Что сделать:
1/ Воспроизведите без изменений фрагмент воспоминаний о съемках «Шинели» между словами «Так вот, когда» и «объявило год Гоголя.», включая их самих.
2/ Продолжите воспоминания о съемках «Шинели», начав сразу после их последнего предложения.

Исходный текст:

Надо сказать, Лешу Баталова очень любили. Странное было время. Вот знаешь, здесь были свои любимчики — Панич, Юматов, Алеша, а в Москве совсем другие. Директором студии в то время был Георгий Николаевич Николаев. Хорошим был директором. До этого он работал в посольстве в Германии. Кинооператор. Закончил ВГИК. И он с молодежью, с нами, очень дружил.
Так вот, Георгий Николаевич пообещал Алеше помочь с дебютом. Хотя слово «дебют» в то время не употреблялось… Вот почему мы и готовились тем летом к съемкам. Когда же будет запуск, точно не знали. Но знали точно, что денег будет для запуска картины только в двух частях, не больше. А мы решили делать на эти деньги полнометражную картину.
Еще знали, что Ролан Быков будет сниматься. Он работал тогда в университетском театре. Худенький такой, маленький, симпатичный. Ну, видно на экране.
Так вот, когда стали снимать, пришлось экономить на всем, чтобы уложиться в смету короткометражки.
Кстати сказать, сдавать картину тоже было не просто. В Москве вообще не хотели запускать нереалистическое кино. И представитель обкома заявил, что лучше бы вы делали «Вечера на хуторе близ Диканьки»…
Очень дрожали, когда собирались ехать в Москву. Но вышло следующее. Нам позвонили. Сказали: «Забирайте свою картину. Билеты куплены. В Москве вас встретят». Мы ничего не понимали. А потом выяснилось, что в день нашего приезда исполняется сколько-то лет Гоголю. ЮНЕСКО объявило год Гоголя.
Поэтому срочно отправили в Москву акимовский театр с «Ревизором» и наше кино «Шинель».
Пришли в полуосвещенный зал (на окнах висели полупрозрачные занавески), там показали картину. Фильм был принят. Нас отвезли в гостиницу, а картину — в Союз писателей…
И. Е.: Вернемся к нашей теме. Все-таки как создавалась атмосфера гоголевского Петербурга? Скажем, если посмотреть на комнатку Акакия. Там ведь очень мало предметов. В основном образ жилища героя строится благодаря работе теней.

Выдержка из данных:
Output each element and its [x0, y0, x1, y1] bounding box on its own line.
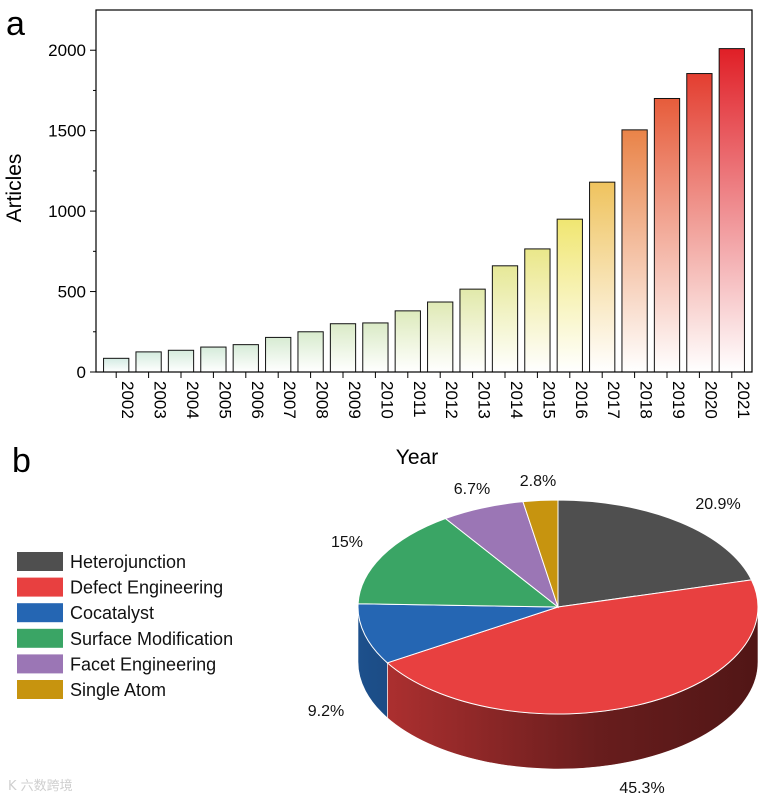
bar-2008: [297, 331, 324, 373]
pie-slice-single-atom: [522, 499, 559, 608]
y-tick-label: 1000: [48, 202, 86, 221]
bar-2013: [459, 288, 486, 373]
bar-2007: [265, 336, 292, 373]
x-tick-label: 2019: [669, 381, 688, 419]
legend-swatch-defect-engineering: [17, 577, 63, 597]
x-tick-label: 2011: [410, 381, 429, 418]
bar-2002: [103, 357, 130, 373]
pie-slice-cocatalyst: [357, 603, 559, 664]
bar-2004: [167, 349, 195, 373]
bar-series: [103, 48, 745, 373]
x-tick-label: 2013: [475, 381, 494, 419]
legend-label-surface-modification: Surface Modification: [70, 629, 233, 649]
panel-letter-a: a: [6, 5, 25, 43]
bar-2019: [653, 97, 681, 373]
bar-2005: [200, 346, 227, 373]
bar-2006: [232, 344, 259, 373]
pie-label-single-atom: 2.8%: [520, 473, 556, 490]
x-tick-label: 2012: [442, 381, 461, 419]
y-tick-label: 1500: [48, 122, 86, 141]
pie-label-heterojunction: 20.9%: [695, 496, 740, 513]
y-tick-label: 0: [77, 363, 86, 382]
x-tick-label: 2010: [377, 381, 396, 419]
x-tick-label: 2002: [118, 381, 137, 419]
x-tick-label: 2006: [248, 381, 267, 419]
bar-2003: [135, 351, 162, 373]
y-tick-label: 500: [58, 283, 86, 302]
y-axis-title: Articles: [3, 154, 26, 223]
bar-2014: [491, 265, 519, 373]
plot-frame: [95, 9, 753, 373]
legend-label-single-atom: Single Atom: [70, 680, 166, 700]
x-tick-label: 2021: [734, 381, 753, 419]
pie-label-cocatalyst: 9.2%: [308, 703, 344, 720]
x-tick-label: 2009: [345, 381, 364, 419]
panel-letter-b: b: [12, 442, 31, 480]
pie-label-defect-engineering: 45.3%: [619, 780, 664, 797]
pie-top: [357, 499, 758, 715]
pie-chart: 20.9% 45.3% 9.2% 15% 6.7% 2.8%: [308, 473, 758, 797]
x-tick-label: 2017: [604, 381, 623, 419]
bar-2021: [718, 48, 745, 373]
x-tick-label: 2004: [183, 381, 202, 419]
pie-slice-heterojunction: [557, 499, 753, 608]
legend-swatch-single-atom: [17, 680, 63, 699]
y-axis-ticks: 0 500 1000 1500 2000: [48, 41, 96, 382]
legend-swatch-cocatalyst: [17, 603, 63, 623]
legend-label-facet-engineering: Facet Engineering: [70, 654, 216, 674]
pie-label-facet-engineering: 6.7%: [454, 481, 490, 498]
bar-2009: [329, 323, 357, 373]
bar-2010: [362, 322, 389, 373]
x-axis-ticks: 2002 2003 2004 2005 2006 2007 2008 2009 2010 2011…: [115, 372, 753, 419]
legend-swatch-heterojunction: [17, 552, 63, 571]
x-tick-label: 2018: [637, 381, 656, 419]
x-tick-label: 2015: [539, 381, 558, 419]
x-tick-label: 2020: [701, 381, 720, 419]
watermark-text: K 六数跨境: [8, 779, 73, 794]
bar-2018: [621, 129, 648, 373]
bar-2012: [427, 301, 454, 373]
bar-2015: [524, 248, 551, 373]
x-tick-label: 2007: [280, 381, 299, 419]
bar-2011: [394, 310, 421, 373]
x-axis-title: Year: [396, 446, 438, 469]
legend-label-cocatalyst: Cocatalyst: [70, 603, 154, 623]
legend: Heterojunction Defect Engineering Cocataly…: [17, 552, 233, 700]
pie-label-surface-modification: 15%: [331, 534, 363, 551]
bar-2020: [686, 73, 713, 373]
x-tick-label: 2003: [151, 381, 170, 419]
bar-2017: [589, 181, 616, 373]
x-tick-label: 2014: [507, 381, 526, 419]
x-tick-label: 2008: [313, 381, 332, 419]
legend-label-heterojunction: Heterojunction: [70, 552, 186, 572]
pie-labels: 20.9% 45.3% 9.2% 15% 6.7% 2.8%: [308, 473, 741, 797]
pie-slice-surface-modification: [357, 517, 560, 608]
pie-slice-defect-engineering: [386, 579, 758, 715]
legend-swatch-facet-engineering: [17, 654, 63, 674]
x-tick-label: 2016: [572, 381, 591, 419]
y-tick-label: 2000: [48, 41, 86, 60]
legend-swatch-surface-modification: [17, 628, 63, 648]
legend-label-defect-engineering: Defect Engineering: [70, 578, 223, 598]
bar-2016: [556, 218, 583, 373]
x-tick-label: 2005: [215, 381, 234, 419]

Ответы по заданиям:
1/
Так вот, когда стали снимать, пришлось экономить на всем, чтобы уложиться в смету короткометражки.
Кстати сказать, сдавать картину тоже было не просто. В Москве вообще не хотели запускать нереалистическое кино. И представитель обкома заявил, что лучше бы вы делали «Вечера на хуторе близ Диканьки»…
Очень дрожали, когда собирались ехать в Москву. Но вышло следующее. Нам позвонили. Сказали: «Забирайте свою картину. Билеты куплены. В Москве вас встретят». Мы ничего не понимали. А потом выяснилось, что в день нашего приезда исполняется сколько-то лет Гоголю. ЮНЕСКО объявило год Гоголя.

2/
Вот, например, кадр — Акакий в своей комнате переодевается. Это сделано так, что мы не видим самого героя, а видим в узком проеме дверей освещенную стенку, на которой движется тень Акакия.
Г. М.: Да. Тени обязательно. Однако не просто тени. На протяжении всего фильма должно быть освещение максимально узнаваемое, всем привычное, но в то же время сочиненное. Зритель, который будет смотреть, должен согласиться с этим освещением, хотя оно и особое.
Ну, вот горит свечка. Дело в том, что такой свет мало знаком современному человеку. Все привыкли к электричеству. Включили свет — выключили. Значит, источник освещения — свеча на столе. Этой характерной ситуации я придерживался на протяжении всего фильма. То есть я «играю» со светом как со способом выражения. В таком освещении все происходящее в комнате читается по-особому. Если все это убрать, будет очень бедно.
И. Е.: Это похоже на графику. Картина словно нарисована светом, где каждая ситуация проигрывается тенью. Громадные тени маленького человечка. Скажите, а как получается такая черная тень?
Г. М.: В данном случае используется огромное количество приборов. Вот смотри, на лице контур, который идет от той свечки, дальше — подсвечивающий прибор, который определяет контрастность. Так называемая подсветка. Стенки специально не освещаются, чтобы организовать световые «провалы». Все имитируется под свечное освещение.
И. Е.: Да, конечно. Но вот Акакий наклоняется. Создается ощущение, что он светится каким-то внутренним светом. Его лицо, рубашка вовсе не свечкой освещены.
Г. М.: Он светится… Ты правильно подметила. Да, у него появляется совсем другое выражение, и этому помогает специальное освещение. Когда я работаю, то сочиняю световой рисунок сам. Режиссер ждет, пока я закончу. Потом соглашается или вмешивается в ситуацию.
И. Е.: Ну вот, мы определили условность сочиненного светового пространства.
Г. М.: Условность освещения. Скажем, длинный проход Акакия вдоль Крюкова канала снят в пасмурный день при помощи невероятного количества маленьких дымов. Нужно было охватить огромное пространство, его организовать. Два ветродуя (первый — направленный на фигуру, а второй — с моста вдоль канала) создавали движение в воздухе. Нужно было передать этот холод, не убранный от снега город, вот эту атмосферу, ощутить грандиозное расстояние перемещениями камеры и персонажа.
И. Е.: То есть добиться такого результата, чтобы зритель мог реально почувствовать это воздушное пространство?
Г. М.: Смотри, кадр поделен словно пополам. Деление проходит по перилам. Построили настил, чтобы Акакий казался чуть выше: нужно было найти соотношение фигуры, перил и снеговых очертаний города, чтобы показать, как маленький человечек преодолевает эту ситуацию. Ну, конечно, использовалась небольшая подсветка на лицо — приборы двигались вместе с камерой.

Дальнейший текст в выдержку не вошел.